EXERCISE DESCRIPTION: Every record should be written out exactly, with the pictures left out.

EXERCISE MATERIAL:

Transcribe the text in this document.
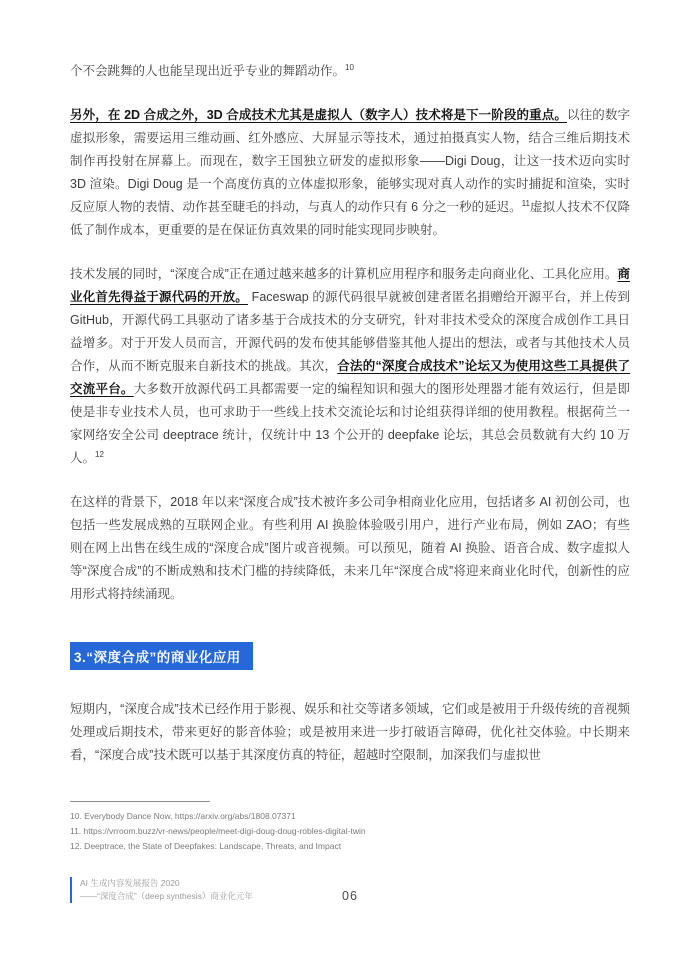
个不会跳舞的人也能呈现出近乎专业的舞蹈动作。$^{10}$

另外，在 2D 合成之外，3D 合成技术尤其是虚拟人（数字人）技术将是下一阶段的重点。以往的数字虚拟形象，需要运用三维动画、红外感应、大屏显示等技术，通过拍摄真实人物，结合三维后期技术制作再投射在屏幕上。而现在，数字王国独立研发的虚拟形象——Digi Doug，让这一技术迈向实时 3D 渲染。Digi Doug 是一个高度仿真的立体虚拟形象，能够实现对真人动作的实时捕捉和渲染，实时反应原人物的表情、动作甚至睫毛的抖动，与真人的动作只有 6 分之一秒的延迟。$^{11}$虚拟人技术不仅降低了制作成本，更重要的是在保证仿真效果的同时能实现同步映射。

技术发展的同时，“深度合成”正在通过越来越多的计算机应用程序和服务走向商业化、工具化应用。商业化首先得益于源代码的开放。 Faceswap 的源代码很早就被创建者匿名捐赠给开源平台，并上传到 GitHub，开源代码工具驱动了诸多基于合成技术的分支研究，针对非技术受众的深度合成创作工具日益增多。对于开发人员而言，开源代码的发布使其能够借鉴其他人提出的想法，或者与其他技术人员合作，从而不断克服来自新技术的挑战。其次，合法的“深度合成技术”论坛又为使用这些工具提供了交流平台。大多数开放源代码工具都需要一定的编程知识和强大的图形处理器才能有效运行，但是即使是非专业技术人员，也可求助于一些线上技术交流论坛和讨论组获得详细的使用教程。根据荷兰一家网络安全公司 deeptrace 统计，仅统计中 13 个公开的 deepfake 论坛，其总会员数就有大约 10 万人。$^{12}$

在这样的背景下，2018 年以来“深度合成”技术被许多公司争相商业化应用，包括诸多 AI 初创公司，也包括一些发展成熟的互联网企业。有些利用 AI 换脸体验吸引用户，进行产业布局，例如 ZAO；有些则在网上出售在线生成的“深度合成”图片或音视频。可以预见，随着 AI 换脸、语音合成、数字虚拟人等“深度合成”的不断成熟和技术门槛的持续降低，未来几年“深度合成”将迎来商业化时代，创新性的应用形式将持续涌现。

3.“深度合成”的商业化应用

短期内，“深度合成”技术已经作用于影视、娱乐和社交等诸多领域，它们或是被用于升级传统的音视频处理或后期技术，带来更好的影音体验；或是被用来进一步打破语言障碍，优化社交体验。中长期来看，“深度合成”技术既可以基于其深度仿真的特征，超越时空限制，加深我们与虚拟世

10. Everybody Dance Now, https://arxiv.org/abs/1808.07371
11. https://vrroom.buzz/vr-news/people/meet-digi-doug-doug-robles-digital-twin
12. Deeptrace, the State of Deepfakes: Landscape, Threats, and Impact
AI 生成内容发展报告 2020
——“深度合成”（deep synthesis）商业化元年	06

WRITTEN RESPONSE:
Transcribe the text in this document.
个不会跳舞的人也能呈现出近乎专业的舞蹈动作。$^{10}$

另外，在 2D 合成之外，3D 合成技术尤其是虚拟人（数字人）技术将是下一阶段的重点。以往的数字虚拟形象，需要运用三维动画、红外感应、大屏显示等技术，通过拍摄真实人物，结合三维后期技术制作再投射在屏幕上。而现在，数字王国独立研发的虚拟形象——Digi Doug，让这一技术迈向实时 3D 渲染。Digi Doug 是一个高度仿真的立体虚拟形象，能够实现对真人动作的实时捕捉和渲染，实时反应原人物的表情、动作甚至睫毛的抖动，与真人的动作只有 6 分之一秒的延迟。$^{11}$虚拟人技术不仅降低了制作成本，更重要的是在保证仿真效果的同时能实现同步映射。

技术发展的同时，“深度合成”正在通过越来越多的计算机应用程序和服务走向商业化、工具化应用。商业化首先得益于源代码的开放。 Faceswap 的源代码很早就被创建者匿名捐赠给开源平台，并上传到 GitHub，开源代码工具驱动了诸多基于合成技术的分支研究，针对非技术受众的深度合成创作工具日益增多。对于开发人员而言，开源代码的发布使其能够借鉴其他人提出的想法，或者与其他技术人员合作，从而不断克服来自新技术的挑战。其次，合法的“深度合成技术”论坛又为使用这些工具提供了交流平台。大多数开放源代码工具都需要一定的编程知识和强大的图形处理器才能有效运行，但是即使是非专业技术人员，也可求助于一些线上技术交流论坛和讨论组获得详细的使用教程。根据荷兰一家网络安全公司 deeptrace 统计，仅统计中 13 个公开的 deepfake 论坛，其总会员数就有大约 10 万人。$^{12}$

在这样的背景下，2018 年以来“深度合成”技术被许多公司争相商业化应用，包括诸多 AI 初创公司，也包括一些发展成熟的互联网企业。有些利用 AI 换脸体验吸引用户，进行产业布局，例如 ZAO；有些则在网上出售在线生成的“深度合成”图片或音视频。可以预见，随着 AI 换脸、语音合成、数字虚拟人等“深度合成”的不断成熟和技术门槛的持续降低，未来几年“深度合成”将迎来商业化时代，创新性的应用形式将持续涌现。

3.“深度合成”的商业化应用

短期内，“深度合成”技术已经作用于影视、娱乐和社交等诸多领域，它们或是被用于升级传统的音视频处理或后期技术，带来更好的影音体验；或是被用来进一步打破语言障碍，优化社交体验。中长期来看，“深度合成”技术既可以基于其深度仿真的特征，超越时空限制，加深我们与虚拟世

10. Everybody Dance Now, https://arxiv.org/abs/1808.07371
11. https://vrroom.buzz/vr-news/people/meet-digi-doug-doug-robles-digital-twin
12. Deeptrace, the State of Deepfakes: Landscape, Threats, and Impact
AI 生成内容发展报告 2020
——“深度合成”（deep synthesis）商业化元年	06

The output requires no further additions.